Task requirements
Extract each line where the string "marker" shows up.

Provided data
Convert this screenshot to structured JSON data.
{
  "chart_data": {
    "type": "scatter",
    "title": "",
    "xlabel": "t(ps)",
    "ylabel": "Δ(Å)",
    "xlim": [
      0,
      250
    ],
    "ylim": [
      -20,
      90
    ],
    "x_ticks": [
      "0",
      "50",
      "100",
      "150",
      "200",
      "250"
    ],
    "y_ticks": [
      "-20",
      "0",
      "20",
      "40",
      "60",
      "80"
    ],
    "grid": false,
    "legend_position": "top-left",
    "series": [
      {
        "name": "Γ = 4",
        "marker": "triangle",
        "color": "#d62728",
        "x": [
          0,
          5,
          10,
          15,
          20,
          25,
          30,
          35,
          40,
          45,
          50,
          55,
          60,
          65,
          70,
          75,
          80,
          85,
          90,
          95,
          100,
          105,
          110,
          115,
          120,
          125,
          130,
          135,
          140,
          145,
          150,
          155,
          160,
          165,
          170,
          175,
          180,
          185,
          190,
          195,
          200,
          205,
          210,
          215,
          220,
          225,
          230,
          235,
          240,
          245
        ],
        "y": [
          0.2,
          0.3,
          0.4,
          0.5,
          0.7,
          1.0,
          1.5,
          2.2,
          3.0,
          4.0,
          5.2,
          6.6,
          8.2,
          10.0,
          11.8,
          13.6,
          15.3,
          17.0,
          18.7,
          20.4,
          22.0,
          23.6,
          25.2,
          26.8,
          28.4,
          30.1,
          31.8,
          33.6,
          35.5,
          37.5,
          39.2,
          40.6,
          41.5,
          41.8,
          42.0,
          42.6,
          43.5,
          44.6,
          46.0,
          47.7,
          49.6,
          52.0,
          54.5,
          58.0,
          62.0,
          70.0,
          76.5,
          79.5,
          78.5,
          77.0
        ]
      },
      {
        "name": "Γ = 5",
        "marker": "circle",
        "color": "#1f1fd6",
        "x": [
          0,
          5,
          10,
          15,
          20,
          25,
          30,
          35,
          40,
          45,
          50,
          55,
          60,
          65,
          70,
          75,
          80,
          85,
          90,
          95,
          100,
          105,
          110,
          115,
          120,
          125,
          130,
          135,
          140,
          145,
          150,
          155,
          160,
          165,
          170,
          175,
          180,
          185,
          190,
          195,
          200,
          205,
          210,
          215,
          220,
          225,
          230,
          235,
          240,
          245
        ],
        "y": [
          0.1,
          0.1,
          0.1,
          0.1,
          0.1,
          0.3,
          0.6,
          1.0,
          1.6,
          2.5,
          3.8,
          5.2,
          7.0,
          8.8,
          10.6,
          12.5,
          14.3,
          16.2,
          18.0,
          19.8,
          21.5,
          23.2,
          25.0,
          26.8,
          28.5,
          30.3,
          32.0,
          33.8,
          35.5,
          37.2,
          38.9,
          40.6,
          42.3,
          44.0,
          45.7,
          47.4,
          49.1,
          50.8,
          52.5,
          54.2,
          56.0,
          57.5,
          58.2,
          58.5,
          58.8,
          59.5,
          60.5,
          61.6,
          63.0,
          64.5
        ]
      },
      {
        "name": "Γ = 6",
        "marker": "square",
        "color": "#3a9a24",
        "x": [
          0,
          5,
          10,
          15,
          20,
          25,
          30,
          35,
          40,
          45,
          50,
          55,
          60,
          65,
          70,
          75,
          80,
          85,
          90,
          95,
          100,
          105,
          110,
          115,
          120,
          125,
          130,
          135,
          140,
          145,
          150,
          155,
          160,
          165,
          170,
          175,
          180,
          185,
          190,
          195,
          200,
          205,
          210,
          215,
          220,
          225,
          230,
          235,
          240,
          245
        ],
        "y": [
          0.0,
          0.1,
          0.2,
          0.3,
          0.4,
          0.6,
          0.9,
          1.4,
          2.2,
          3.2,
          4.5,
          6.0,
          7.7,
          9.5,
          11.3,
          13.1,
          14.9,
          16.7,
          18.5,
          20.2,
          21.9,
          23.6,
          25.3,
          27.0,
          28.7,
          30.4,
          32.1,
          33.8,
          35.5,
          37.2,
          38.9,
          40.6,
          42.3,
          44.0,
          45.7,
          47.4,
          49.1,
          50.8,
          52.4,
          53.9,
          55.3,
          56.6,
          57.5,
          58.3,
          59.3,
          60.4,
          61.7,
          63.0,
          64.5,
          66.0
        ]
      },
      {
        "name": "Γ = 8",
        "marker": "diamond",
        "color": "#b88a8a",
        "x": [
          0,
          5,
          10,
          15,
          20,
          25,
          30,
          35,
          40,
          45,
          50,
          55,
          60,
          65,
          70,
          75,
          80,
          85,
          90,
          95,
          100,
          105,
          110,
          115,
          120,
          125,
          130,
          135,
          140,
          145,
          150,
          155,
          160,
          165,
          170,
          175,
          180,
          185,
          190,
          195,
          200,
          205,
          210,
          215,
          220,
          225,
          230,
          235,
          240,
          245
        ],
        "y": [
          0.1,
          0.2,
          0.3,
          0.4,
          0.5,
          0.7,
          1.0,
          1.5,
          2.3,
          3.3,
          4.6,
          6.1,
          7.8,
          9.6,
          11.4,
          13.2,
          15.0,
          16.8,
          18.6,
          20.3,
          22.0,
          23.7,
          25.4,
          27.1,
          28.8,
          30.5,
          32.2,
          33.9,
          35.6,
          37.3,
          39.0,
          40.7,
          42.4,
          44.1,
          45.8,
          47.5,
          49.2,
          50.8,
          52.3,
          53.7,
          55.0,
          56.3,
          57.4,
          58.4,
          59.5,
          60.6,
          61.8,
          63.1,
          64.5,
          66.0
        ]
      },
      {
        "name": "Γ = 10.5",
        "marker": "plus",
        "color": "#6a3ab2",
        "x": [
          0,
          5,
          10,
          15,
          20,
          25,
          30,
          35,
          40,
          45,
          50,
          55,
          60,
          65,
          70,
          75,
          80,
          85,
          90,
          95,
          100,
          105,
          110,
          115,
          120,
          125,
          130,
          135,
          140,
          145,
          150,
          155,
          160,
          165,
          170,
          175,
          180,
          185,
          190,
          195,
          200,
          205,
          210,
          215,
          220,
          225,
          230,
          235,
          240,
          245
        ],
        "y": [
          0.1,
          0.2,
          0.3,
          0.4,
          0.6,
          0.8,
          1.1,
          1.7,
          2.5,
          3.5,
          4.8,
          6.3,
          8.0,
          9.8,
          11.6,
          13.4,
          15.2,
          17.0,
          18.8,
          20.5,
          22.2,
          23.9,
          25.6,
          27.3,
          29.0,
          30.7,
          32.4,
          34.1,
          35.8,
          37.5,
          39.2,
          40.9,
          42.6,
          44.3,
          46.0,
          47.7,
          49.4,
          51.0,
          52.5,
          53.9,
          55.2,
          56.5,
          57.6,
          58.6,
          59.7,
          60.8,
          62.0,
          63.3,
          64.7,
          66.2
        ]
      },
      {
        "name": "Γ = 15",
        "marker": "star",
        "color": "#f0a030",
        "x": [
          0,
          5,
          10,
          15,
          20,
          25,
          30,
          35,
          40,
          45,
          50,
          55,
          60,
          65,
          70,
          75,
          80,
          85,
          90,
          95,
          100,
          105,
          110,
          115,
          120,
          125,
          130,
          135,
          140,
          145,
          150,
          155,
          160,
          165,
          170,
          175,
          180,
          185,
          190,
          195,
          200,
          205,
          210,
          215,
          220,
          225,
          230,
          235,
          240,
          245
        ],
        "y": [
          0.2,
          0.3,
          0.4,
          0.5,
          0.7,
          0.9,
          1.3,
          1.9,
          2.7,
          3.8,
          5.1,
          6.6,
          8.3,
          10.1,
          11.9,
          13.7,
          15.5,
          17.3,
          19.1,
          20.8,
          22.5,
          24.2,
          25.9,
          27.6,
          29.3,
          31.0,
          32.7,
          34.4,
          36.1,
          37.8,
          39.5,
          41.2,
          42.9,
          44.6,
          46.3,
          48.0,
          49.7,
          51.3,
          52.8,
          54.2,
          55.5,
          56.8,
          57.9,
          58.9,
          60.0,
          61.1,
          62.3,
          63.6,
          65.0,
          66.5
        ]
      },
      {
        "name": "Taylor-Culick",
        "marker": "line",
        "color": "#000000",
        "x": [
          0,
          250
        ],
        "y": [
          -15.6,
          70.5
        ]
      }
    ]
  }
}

Answer in full
        "marker": "triangle",
        "marker": "circle",
        "marker": "square",
        "marker": "diamond",
        "marker": "plus",
        "marker": "star",
        "marker": "line",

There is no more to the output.